__Problem__. Leave the pictures out and quote only the lines from the one with "Read all visible content and emit it as JSON." down to the end of the listing below.

__Input material__.
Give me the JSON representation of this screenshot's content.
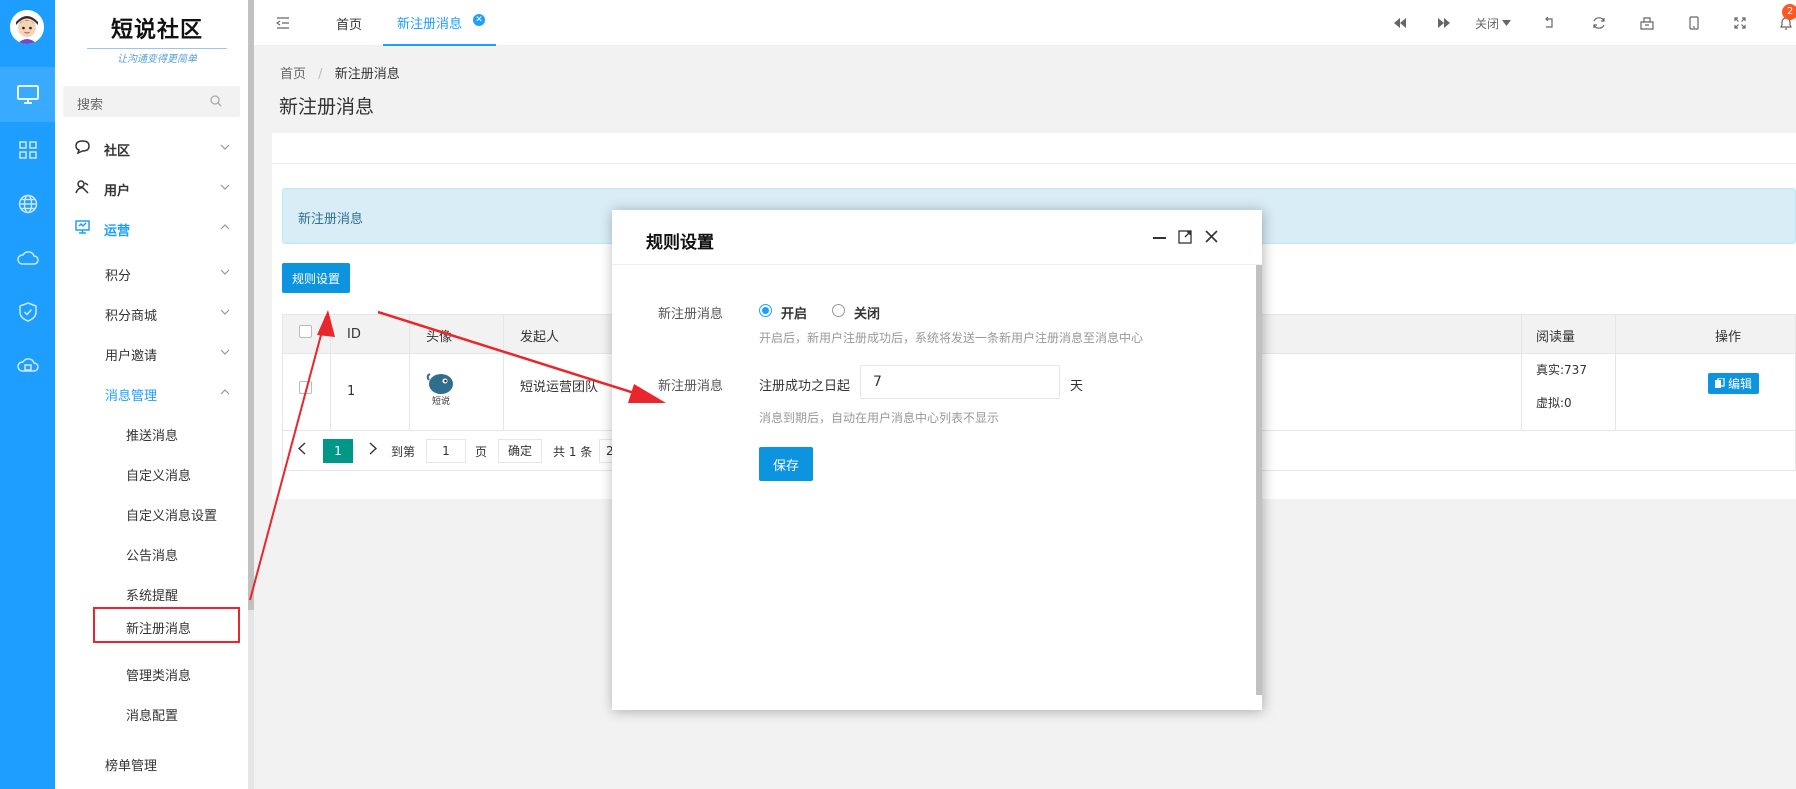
{
  "sidebar": {
    "logo_title": "短说社区",
    "logo_slogan": "让沟通变得更简单",
    "search_placeholder": "搜索",
    "menu": {
      "community": "社区",
      "users": "用户",
      "operations": "运营",
      "points": "积分",
      "points_mall": "积分商城",
      "invite": "用户邀请",
      "messages": "消息管理",
      "push": "推送消息",
      "custom": "自定义消息",
      "custom_settings": "自定义消息设置",
      "announce": "公告消息",
      "system": "系统提醒",
      "new_register": "新注册消息",
      "admin_msg": "管理类消息",
      "msg_config": "消息配置",
      "ranking": "榜单管理"
    }
  },
  "topbar": {
    "tab_home": "首页",
    "tab_active": "新注册消息",
    "close_label": "关闭",
    "notify_count": "2"
  },
  "content": {
    "breadcrumb_home": "首页",
    "breadcrumb_sep": "/",
    "breadcrumb_current": "新注册消息",
    "page_title": "新注册消息",
    "alert_text": "新注册消息",
    "rule_button": "规则设置"
  },
  "table": {
    "headers": {
      "id": "ID",
      "avatar": "头像",
      "sender": "发起人",
      "reads": "阅读量",
      "action": "操作"
    },
    "rows": [
      {
        "id": "1",
        "avatar_text": "短说",
        "sender": "短说运营团队",
        "reads_real": "真实:737",
        "reads_virtual": "虚拟:0",
        "edit": "编辑"
      }
    ]
  },
  "pager": {
    "current_page": "1",
    "goto_label": "到第",
    "page_input": "1",
    "page_unit": "页",
    "confirm": "确定",
    "total": "共 1 条",
    "size_partial": "2"
  },
  "dialog": {
    "title": "规则设置",
    "field1_label": "新注册消息",
    "radio_on": "开启",
    "radio_off": "关闭",
    "radio_selected": "开启",
    "field1_hint": "开启后，新用户注册成功后，系统将发送一条新用户注册消息至消息中心",
    "field2_label": "新注册消息",
    "field2_prefix": "注册成功之日起",
    "days_value": "7",
    "days_unit": "天",
    "field2_hint": "消息到期后，自动在用户消息中心列表不显示",
    "save": "保存"
  },
  "colors": {
    "rail": "#1e9fff",
    "accent": "#1e9fff",
    "button": "#0c94e0",
    "pager_active": "#009688",
    "alert_bg": "#d9edf7",
    "annotation": "#e8262b"
  }
}
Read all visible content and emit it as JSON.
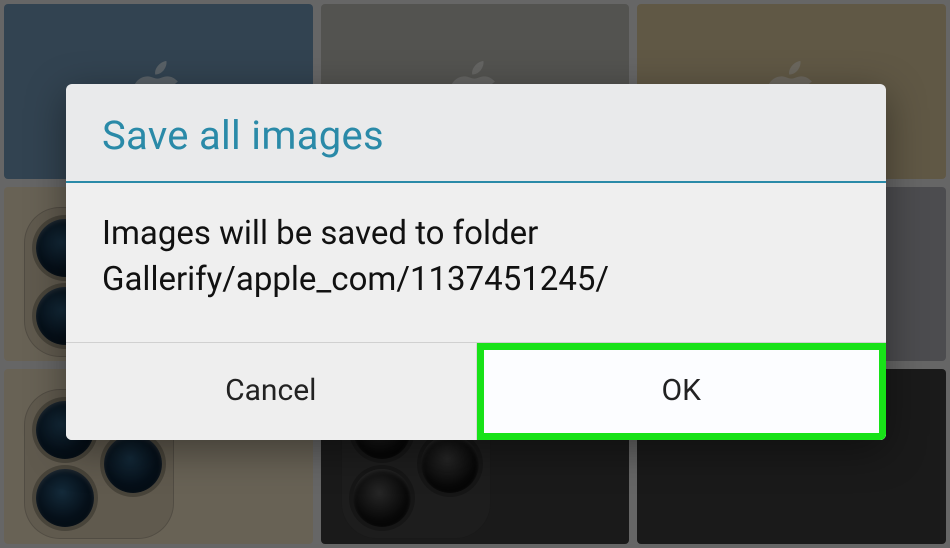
{
  "dialog": {
    "title": "Save all images",
    "message": "Images will be saved to folder Gallerify/apple_com/1137451245/",
    "cancel_label": "Cancel",
    "ok_label": "OK"
  },
  "colors": {
    "accent": "#2a8aa8",
    "highlight": "#18e218"
  },
  "background": {
    "tiles": [
      "blue",
      "gray",
      "gold",
      "champ-phone",
      "dark-phone",
      "silver-phone",
      "champ-phone",
      "dark-phone",
      "dark"
    ],
    "icon": "apple-logo-icon"
  }
}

__Exercise solution__.
Read all visible content and emit it as JSON.
{
  "dialog": {
    "title": "Save all images",
    "message": "Images will be saved to folder Gallerify/apple_com/1137451245/",
    "cancel_label": "Cancel",
    "ok_label": "OK"
  },
  "colors": {
    "accent": "#2a8aa8",
    "highlight": "#18e218"
  },
  "background": {
    "tiles": [
      "blue",
      "gray",
      "gold",
      "champ-phone",
      "dark-phone",
      "silver-phone",
      "champ-phone",
      "dark-phone",
      "dark"
    ],
    "icon": "apple-logo-icon"
  }
}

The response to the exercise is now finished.